_DOCUMENT SEGMENT_:
Similar examples from across the country have shown that America’s industrial base is indeed deeply rooted and innovative. Nevertheless, manufacturers will need to think about disruptions and drastic spike in demand as they navigate the post-treatment world of COVID-19.
‘Reshoring’ Back to the U.S.
For many companies (and despite some shifting toward medical gear production), the current crisis has highlighted other long-term vulnerabilities.
As a result, many government officials are calling for more companies who serve the U.S. market from offshore facilities to “reshore” in the U.S. This is not a new approach for the Trump administration, which has been revising regulations and enacting tariffs on imported products to make U.S. manufacturing investment more attractive. Still, the COVID-19 crisis has shed new light on the importance of having access to essential products and the immediacy with which they’re needed.

[Dataset records]
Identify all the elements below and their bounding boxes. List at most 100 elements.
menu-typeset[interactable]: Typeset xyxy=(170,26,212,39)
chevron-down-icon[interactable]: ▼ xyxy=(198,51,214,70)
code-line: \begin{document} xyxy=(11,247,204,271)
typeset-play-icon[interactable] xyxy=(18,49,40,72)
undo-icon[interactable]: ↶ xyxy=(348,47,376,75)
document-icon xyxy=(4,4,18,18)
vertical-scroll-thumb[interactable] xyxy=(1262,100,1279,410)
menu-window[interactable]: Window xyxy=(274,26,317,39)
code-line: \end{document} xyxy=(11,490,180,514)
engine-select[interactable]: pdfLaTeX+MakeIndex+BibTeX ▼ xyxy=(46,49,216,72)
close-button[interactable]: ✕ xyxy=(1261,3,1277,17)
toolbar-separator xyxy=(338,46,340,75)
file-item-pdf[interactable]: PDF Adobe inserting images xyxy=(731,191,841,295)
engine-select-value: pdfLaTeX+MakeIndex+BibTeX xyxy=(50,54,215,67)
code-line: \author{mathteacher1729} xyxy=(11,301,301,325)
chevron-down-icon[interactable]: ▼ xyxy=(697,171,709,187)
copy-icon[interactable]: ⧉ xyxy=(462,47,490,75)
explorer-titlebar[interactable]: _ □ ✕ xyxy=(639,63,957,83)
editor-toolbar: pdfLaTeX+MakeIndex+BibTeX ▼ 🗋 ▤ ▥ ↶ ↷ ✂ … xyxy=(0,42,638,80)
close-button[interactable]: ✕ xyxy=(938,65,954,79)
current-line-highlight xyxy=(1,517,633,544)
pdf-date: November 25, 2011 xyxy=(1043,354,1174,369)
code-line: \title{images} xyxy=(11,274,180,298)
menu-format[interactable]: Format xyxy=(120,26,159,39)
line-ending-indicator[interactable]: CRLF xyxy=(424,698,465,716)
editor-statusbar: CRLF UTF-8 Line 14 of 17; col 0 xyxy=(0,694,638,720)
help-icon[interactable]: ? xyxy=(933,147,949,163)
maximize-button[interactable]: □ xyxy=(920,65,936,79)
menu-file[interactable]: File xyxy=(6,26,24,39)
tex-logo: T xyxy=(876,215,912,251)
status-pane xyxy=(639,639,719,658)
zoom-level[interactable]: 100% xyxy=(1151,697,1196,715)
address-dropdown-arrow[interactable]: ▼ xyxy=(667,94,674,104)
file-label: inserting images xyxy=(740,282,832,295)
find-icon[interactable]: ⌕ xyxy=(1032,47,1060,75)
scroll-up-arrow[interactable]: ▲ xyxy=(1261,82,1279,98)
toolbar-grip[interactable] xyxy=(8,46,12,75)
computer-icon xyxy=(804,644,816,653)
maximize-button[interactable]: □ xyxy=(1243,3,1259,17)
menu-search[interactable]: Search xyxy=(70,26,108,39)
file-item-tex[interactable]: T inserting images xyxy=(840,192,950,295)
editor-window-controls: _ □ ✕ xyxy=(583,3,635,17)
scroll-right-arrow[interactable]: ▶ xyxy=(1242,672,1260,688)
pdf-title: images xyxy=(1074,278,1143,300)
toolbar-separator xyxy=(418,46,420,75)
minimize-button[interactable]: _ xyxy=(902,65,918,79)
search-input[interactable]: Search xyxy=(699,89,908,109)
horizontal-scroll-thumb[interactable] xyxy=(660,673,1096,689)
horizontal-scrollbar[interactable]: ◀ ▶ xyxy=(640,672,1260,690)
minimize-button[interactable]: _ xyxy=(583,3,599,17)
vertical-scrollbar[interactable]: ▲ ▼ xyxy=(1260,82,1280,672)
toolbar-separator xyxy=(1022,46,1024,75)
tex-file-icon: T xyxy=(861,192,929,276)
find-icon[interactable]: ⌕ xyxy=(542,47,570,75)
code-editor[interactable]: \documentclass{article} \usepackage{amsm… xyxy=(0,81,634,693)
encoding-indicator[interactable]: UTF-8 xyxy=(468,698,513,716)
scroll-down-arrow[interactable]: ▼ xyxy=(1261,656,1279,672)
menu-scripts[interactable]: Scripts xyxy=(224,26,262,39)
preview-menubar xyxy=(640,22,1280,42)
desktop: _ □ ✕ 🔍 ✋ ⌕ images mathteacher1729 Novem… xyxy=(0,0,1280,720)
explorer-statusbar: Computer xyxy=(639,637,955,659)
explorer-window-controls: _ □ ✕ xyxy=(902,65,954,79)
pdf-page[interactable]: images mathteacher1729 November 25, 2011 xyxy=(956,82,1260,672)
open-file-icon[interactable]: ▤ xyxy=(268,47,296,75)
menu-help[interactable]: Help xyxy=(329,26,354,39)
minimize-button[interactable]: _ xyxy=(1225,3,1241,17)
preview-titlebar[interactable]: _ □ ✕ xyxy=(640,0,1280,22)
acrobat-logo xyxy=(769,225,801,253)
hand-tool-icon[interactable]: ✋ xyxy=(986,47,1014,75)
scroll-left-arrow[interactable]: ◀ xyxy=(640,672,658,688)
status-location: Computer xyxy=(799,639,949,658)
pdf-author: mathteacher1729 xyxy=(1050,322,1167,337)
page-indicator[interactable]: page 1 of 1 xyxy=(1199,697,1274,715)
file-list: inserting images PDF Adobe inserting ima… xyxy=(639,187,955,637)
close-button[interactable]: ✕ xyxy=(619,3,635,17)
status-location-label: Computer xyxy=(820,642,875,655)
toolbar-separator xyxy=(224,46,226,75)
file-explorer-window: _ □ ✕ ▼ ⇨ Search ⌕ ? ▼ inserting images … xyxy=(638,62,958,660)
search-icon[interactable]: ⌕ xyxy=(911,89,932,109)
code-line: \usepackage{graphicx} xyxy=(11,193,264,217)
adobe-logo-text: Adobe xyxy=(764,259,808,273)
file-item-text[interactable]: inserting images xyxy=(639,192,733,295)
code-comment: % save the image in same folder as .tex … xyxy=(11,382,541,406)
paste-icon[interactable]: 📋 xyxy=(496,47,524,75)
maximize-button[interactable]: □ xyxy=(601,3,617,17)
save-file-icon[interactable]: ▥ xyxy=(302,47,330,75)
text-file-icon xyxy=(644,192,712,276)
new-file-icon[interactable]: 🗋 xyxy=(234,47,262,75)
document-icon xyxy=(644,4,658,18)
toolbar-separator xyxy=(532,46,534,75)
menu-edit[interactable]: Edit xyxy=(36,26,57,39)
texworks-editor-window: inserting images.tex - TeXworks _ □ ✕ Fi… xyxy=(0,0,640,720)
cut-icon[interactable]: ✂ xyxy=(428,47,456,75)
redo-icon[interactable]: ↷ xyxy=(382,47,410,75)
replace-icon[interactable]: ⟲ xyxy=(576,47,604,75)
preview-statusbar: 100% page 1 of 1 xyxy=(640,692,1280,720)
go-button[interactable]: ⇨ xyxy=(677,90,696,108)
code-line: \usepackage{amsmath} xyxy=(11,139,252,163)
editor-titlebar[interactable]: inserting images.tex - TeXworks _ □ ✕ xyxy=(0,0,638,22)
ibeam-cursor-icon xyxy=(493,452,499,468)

_WORK TASK A_: In the text about reshoring, why has the Trump administration been revising regulations and enacting tariffs on imported products?
_WORK TASK B_: What has the COVID-19 crisis shed new light on, according to the reshoring text?
_WORK TASK C_: Extend the text about reshoring manufacturing to the U.S., starting after its final sentence.

_EXERCISE RESULT A_: It has done so to make U.S. manufacturing investment more attractive.

_EXERCISE RESULT B_: It has shed new light on the importance of having access to essential products and the immediacy with which they're needed.

_EXERCISE RESULT C_:
On reshoring specifically, some manufacturers found difficulty accessing suppliers even before COVID-19. That’s because many industry supply chains offshored some 30 years ago.
As a result, some of the manufacturing plants that have reshored back to the U.S. in the past 10 years have still had to rely on parts and supplies imported from other countries, especially China. This is true for some pharmaceuticals, consumer products, automotive, electronics, appliance and many other industry sectors.
With manufacturers compelled to revisit strategies, processes and wider capabilities, now is the time to consider ways to keep supplies accessible should the world face another catastrophic event.
Addressing the Gap with Innovation
Advances in manufacturing technology and automation are likely to be key in accelerating reshoring efforts and overall U.S. manufacturing investment. More robotics and automated production lines, and less reliance on low-cost, manual labor found in most offshore locations, means products can be made in the U.S. at a more competitive cost than before. These advanced manufacturing plants, however, still require a workforce – in fact, there will be increased demand for additional skilled workers (e.g., engineers, mechanics, electricians, etc.), to uphold the nation’s fast-moving innovation.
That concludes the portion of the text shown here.